§ STATED GOAL: Copy everything in the data below exactly except the pictures.

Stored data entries
::::
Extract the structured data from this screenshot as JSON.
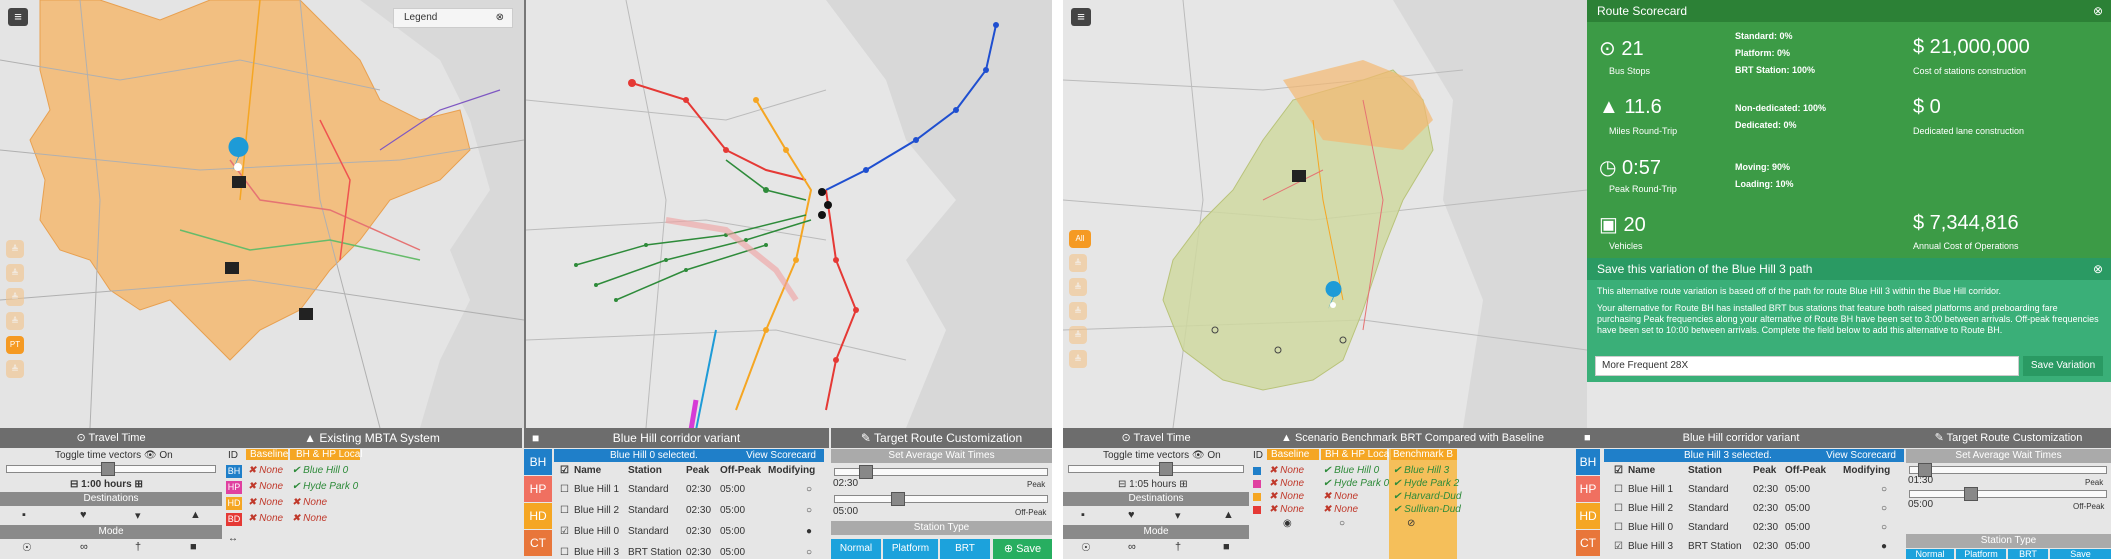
{
  "legend": {
    "label": "Legend",
    "close": "⊗"
  },
  "menu_icon": "≡",
  "mode_chips_left": [
    "≜",
    "≜",
    "≜",
    "≜",
    "PT",
    "≜"
  ],
  "mode_chips_right": [
    "All",
    "≜",
    "≜",
    "≜",
    "≜",
    "≜"
  ],
  "left": {
    "travel_time": {
      "title": "⊙ Travel Time",
      "toggle": "Toggle time vectors 👁 On",
      "hours": "1:00 hours",
      "destinations": "Destinations",
      "mode": "Mode"
    },
    "existing": {
      "title": "Existing MBTA System",
      "col_id": "ID",
      "col_baseline": "Baseline",
      "col_bh": "BH & HP Local",
      "ids": [
        "BH",
        "HP",
        "HD",
        "BD"
      ],
      "id_colors": [
        "#1f7fc9",
        "#e040a0",
        "#f5a623",
        "#e53935"
      ],
      "baseline": [
        "None",
        "None",
        "None",
        "None"
      ],
      "bh_local": [
        "Blue Hill 0",
        "Hyde Park 0",
        "None",
        "None"
      ],
      "bh_local_ok": [
        true,
        true,
        false,
        false
      ]
    },
    "corridor": {
      "title": "Blue Hill corridor variant",
      "selected": "Blue Hill 0 selected.",
      "view_scorecard": "View Scorecard",
      "headers": [
        "Name",
        "Station",
        "Peak",
        "Off-Peak",
        "Modifying"
      ],
      "rows": [
        {
          "name": "Blue Hill 1",
          "station": "Standard",
          "peak": "02:30",
          "off": "05:00",
          "checked": false
        },
        {
          "name": "Blue Hill 2",
          "station": "Standard",
          "peak": "02:30",
          "off": "05:00",
          "checked": false
        },
        {
          "name": "Blue Hill 0",
          "station": "Standard",
          "peak": "02:30",
          "off": "05:00",
          "checked": true
        },
        {
          "name": "Blue Hill 3",
          "station": "BRT Station",
          "peak": "02:30",
          "off": "05:00",
          "checked": false
        }
      ],
      "tabs": [
        "BH",
        "HP",
        "HD",
        "CT"
      ],
      "tab_colors": [
        "#1f7fc9",
        "#f07060",
        "#f5a623",
        "#e8763a"
      ]
    },
    "customization": {
      "title": "Target Route Customization",
      "wait": "Set Average Wait Times",
      "peak_value": "02:30",
      "peak_label": "Peak",
      "off_value": "05:00",
      "off_label": "Off-Peak",
      "station_type": "Station Type",
      "buttons": [
        "Normal",
        "Platform",
        "BRT"
      ],
      "save": "Save"
    }
  },
  "right": {
    "travel_time": {
      "title": "⊙ Travel Time",
      "toggle": "Toggle time vectors 👁 On",
      "hours": "1:05 hours",
      "destinations": "Destinations",
      "mode": "Mode"
    },
    "scenario": {
      "title": "Scenario Benchmark BRT Compared with Baseline",
      "col_id": "ID",
      "col_baseline": "Baseline",
      "col_bh": "BH & HP Local",
      "col_bench": "Benchmark B",
      "id_colors": [
        "#1f7fc9",
        "#e040a0",
        "#f5a623",
        "#e53935"
      ],
      "baseline": [
        "None",
        "None",
        "None",
        "None"
      ],
      "bh_local": [
        "Blue Hill 0",
        "Hyde Park 0",
        "None",
        "None"
      ],
      "bh_local_ok": [
        true,
        true,
        false,
        false
      ],
      "bench": [
        "Blue Hill 3",
        "Hyde Park 2",
        "Harvard-Dud",
        "Sullivan-Dud"
      ]
    },
    "corridor": {
      "title": "Blue Hill corridor variant",
      "selected": "Blue Hill 3 selected.",
      "view_scorecard": "View Scorecard",
      "headers": [
        "Name",
        "Station",
        "Peak",
        "Off-Peak",
        "Modifying"
      ],
      "rows": [
        {
          "name": "Blue Hill 1",
          "station": "Standard",
          "peak": "02:30",
          "off": "05:00",
          "checked": false
        },
        {
          "name": "Blue Hill 2",
          "station": "Standard",
          "peak": "02:30",
          "off": "05:00",
          "checked": false
        },
        {
          "name": "Blue Hill 0",
          "station": "Standard",
          "peak": "02:30",
          "off": "05:00",
          "checked": false
        },
        {
          "name": "Blue Hill 3",
          "station": "BRT Station",
          "peak": "02:30",
          "off": "05:00",
          "checked": true
        }
      ],
      "tabs": [
        "BH",
        "HP",
        "HD",
        "CT"
      ]
    },
    "customization": {
      "title": "Target Route Customization",
      "wait": "Set Average Wait Times",
      "peak_value": "01:30",
      "peak_label": "Peak",
      "off_value": "05:00",
      "off_label": "Off-Peak",
      "station_type": "Station Type",
      "buttons": [
        "Normal",
        "Platform",
        "BRT"
      ],
      "save": "Save"
    },
    "scorecard": {
      "title": "Route Scorecard",
      "bus_stops": "21",
      "bus_stops_label": "Bus Stops",
      "miles": "11.6",
      "miles_label": "Miles Round-Trip",
      "peak_rt": "0:57",
      "peak_rt_label": "Peak Round-Trip",
      "vehicles": "20",
      "vehicles_label": "Vehicles",
      "standard": "Standard: 0%",
      "platform": "Platform: 0%",
      "brt": "BRT Station: 100%",
      "nondedicated": "Non-dedicated: 100%",
      "dedicated": "Dedicated: 0%",
      "moving": "Moving: 90%",
      "loading": "Loading: 10%",
      "cost_stations": "$ 21,000,000",
      "cost_stations_label": "Cost of stations construction",
      "cost_lane": "$ 0",
      "cost_lane_label": "Dedicated lane construction",
      "cost_ops": "$ 7,344,816",
      "cost_ops_label": "Annual Cost of Operations"
    },
    "save_variation": {
      "title": "Save this variation of the Blue Hill 3 path",
      "p1": "This alternative route variation is based off of the path for route Blue Hill 3 within the Blue Hill corridor.",
      "p2": "Your alternative for Route BH has installed BRT bus stations that feature both raised platforms and preboarding fare purchasing Peak frequencies along your alternative of Route BH have been set to 3:00 between arrivals. Off-peak frequencies have been set to 10:00 between arrivals. Complete the field below to add this alternative to Route BH.",
      "input_value": "More Frequent 28X",
      "button": "Save Variation"
    }
  }
}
::::
§ EXERCISE SOLUTION:
Extract the structured data from this screenshot as JSON.
{
  "legend": {
    "label": "Legend",
    "close": "⊗"
  },
  "menu_icon": "≡",
  "mode_chips_left": [
    "≜",
    "≜",
    "≜",
    "≜",
    "PT",
    "≜"
  ],
  "mode_chips_right": [
    "All",
    "≜",
    "≜",
    "≜",
    "≜",
    "≜"
  ],
  "left": {
    "travel_time": {
      "title": "⊙ Travel Time",
      "toggle": "Toggle time vectors 👁 On",
      "hours": "1:00 hours",
      "destinations": "Destinations",
      "mode": "Mode"
    },
    "existing": {
      "title": "Existing MBTA System",
      "col_id": "ID",
      "col_baseline": "Baseline",
      "col_bh": "BH & HP Local",
      "ids": [
        "BH",
        "HP",
        "HD",
        "BD"
      ],
      "id_colors": [
        "#1f7fc9",
        "#e040a0",
        "#f5a623",
        "#e53935"
      ],
      "baseline": [
        "None",
        "None",
        "None",
        "None"
      ],
      "bh_local": [
        "Blue Hill 0",
        "Hyde Park 0",
        "None",
        "None"
      ],
      "bh_local_ok": [
        true,
        true,
        false,
        false
      ]
    },
    "corridor": {
      "title": "Blue Hill corridor variant",
      "selected": "Blue Hill 0 selected.",
      "view_scorecard": "View Scorecard",
      "headers": [
        "Name",
        "Station",
        "Peak",
        "Off-Peak",
        "Modifying"
      ],
      "rows": [
        {
          "name": "Blue Hill 1",
          "station": "Standard",
          "peak": "02:30",
          "off": "05:00",
          "checked": false
        },
        {
          "name": "Blue Hill 2",
          "station": "Standard",
          "peak": "02:30",
          "off": "05:00",
          "checked": false
        },
        {
          "name": "Blue Hill 0",
          "station": "Standard",
          "peak": "02:30",
          "off": "05:00",
          "checked": true
        },
        {
          "name": "Blue Hill 3",
          "station": "BRT Station",
          "peak": "02:30",
          "off": "05:00",
          "checked": false
        }
      ],
      "tabs": [
        "BH",
        "HP",
        "HD",
        "CT"
      ],
      "tab_colors": [
        "#1f7fc9",
        "#f07060",
        "#f5a623",
        "#e8763a"
      ]
    },
    "customization": {
      "title": "Target Route Customization",
      "wait": "Set Average Wait Times",
      "peak_value": "02:30",
      "peak_label": "Peak",
      "off_value": "05:00",
      "off_label": "Off-Peak",
      "station_type": "Station Type",
      "buttons": [
        "Normal",
        "Platform",
        "BRT"
      ],
      "save": "Save"
    }
  },
  "right": {
    "travel_time": {
      "title": "⊙ Travel Time",
      "toggle": "Toggle time vectors 👁 On",
      "hours": "1:05 hours",
      "destinations": "Destinations",
      "mode": "Mode"
    },
    "scenario": {
      "title": "Scenario Benchmark BRT Compared with Baseline",
      "col_id": "ID",
      "col_baseline": "Baseline",
      "col_bh": "BH & HP Local",
      "col_bench": "Benchmark B",
      "id_colors": [
        "#1f7fc9",
        "#e040a0",
        "#f5a623",
        "#e53935"
      ],
      "baseline": [
        "None",
        "None",
        "None",
        "None"
      ],
      "bh_local": [
        "Blue Hill 0",
        "Hyde Park 0",
        "None",
        "None"
      ],
      "bh_local_ok": [
        true,
        true,
        false,
        false
      ],
      "bench": [
        "Blue Hill 3",
        "Hyde Park 2",
        "Harvard-Dud",
        "Sullivan-Dud"
      ]
    },
    "corridor": {
      "title": "Blue Hill corridor variant",
      "selected": "Blue Hill 3 selected.",
      "view_scorecard": "View Scorecard",
      "headers": [
        "Name",
        "Station",
        "Peak",
        "Off-Peak",
        "Modifying"
      ],
      "rows": [
        {
          "name": "Blue Hill 1",
          "station": "Standard",
          "peak": "02:30",
          "off": "05:00",
          "checked": false
        },
        {
          "name": "Blue Hill 2",
          "station": "Standard",
          "peak": "02:30",
          "off": "05:00",
          "checked": false
        },
        {
          "name": "Blue Hill 0",
          "station": "Standard",
          "peak": "02:30",
          "off": "05:00",
          "checked": false
        },
        {
          "name": "Blue Hill 3",
          "station": "BRT Station",
          "peak": "02:30",
          "off": "05:00",
          "checked": true
        }
      ],
      "tabs": [
        "BH",
        "HP",
        "HD",
        "CT"
      ]
    },
    "customization": {
      "title": "Target Route Customization",
      "wait": "Set Average Wait Times",
      "peak_value": "01:30",
      "peak_label": "Peak",
      "off_value": "05:00",
      "off_label": "Off-Peak",
      "station_type": "Station Type",
      "buttons": [
        "Normal",
        "Platform",
        "BRT"
      ],
      "save": "Save"
    },
    "scorecard": {
      "title": "Route Scorecard",
      "bus_stops": "21",
      "bus_stops_label": "Bus Stops",
      "miles": "11.6",
      "miles_label": "Miles Round-Trip",
      "peak_rt": "0:57",
      "peak_rt_label": "Peak Round-Trip",
      "vehicles": "20",
      "vehicles_label": "Vehicles",
      "standard": "Standard: 0%",
      "platform": "Platform: 0%",
      "brt": "BRT Station: 100%",
      "nondedicated": "Non-dedicated: 100%",
      "dedicated": "Dedicated: 0%",
      "moving": "Moving: 90%",
      "loading": "Loading: 10%",
      "cost_stations": "$ 21,000,000",
      "cost_stations_label": "Cost of stations construction",
      "cost_lane": "$ 0",
      "cost_lane_label": "Dedicated lane construction",
      "cost_ops": "$ 7,344,816",
      "cost_ops_label": "Annual Cost of Operations"
    },
    "save_variation": {
      "title": "Save this variation of the Blue Hill 3 path",
      "p1": "This alternative route variation is based off of the path for route Blue Hill 3 within the Blue Hill corridor.",
      "p2": "Your alternative for Route BH has installed BRT bus stations that feature both raised platforms and preboarding fare purchasing Peak frequencies along your alternative of Route BH have been set to 3:00 between arrivals. Off-peak frequencies have been set to 10:00 between arrivals. Complete the field below to add this alternative to Route BH.",
      "input_value": "More Frequent 28X",
      "button": "Save Variation"
    }
  }
}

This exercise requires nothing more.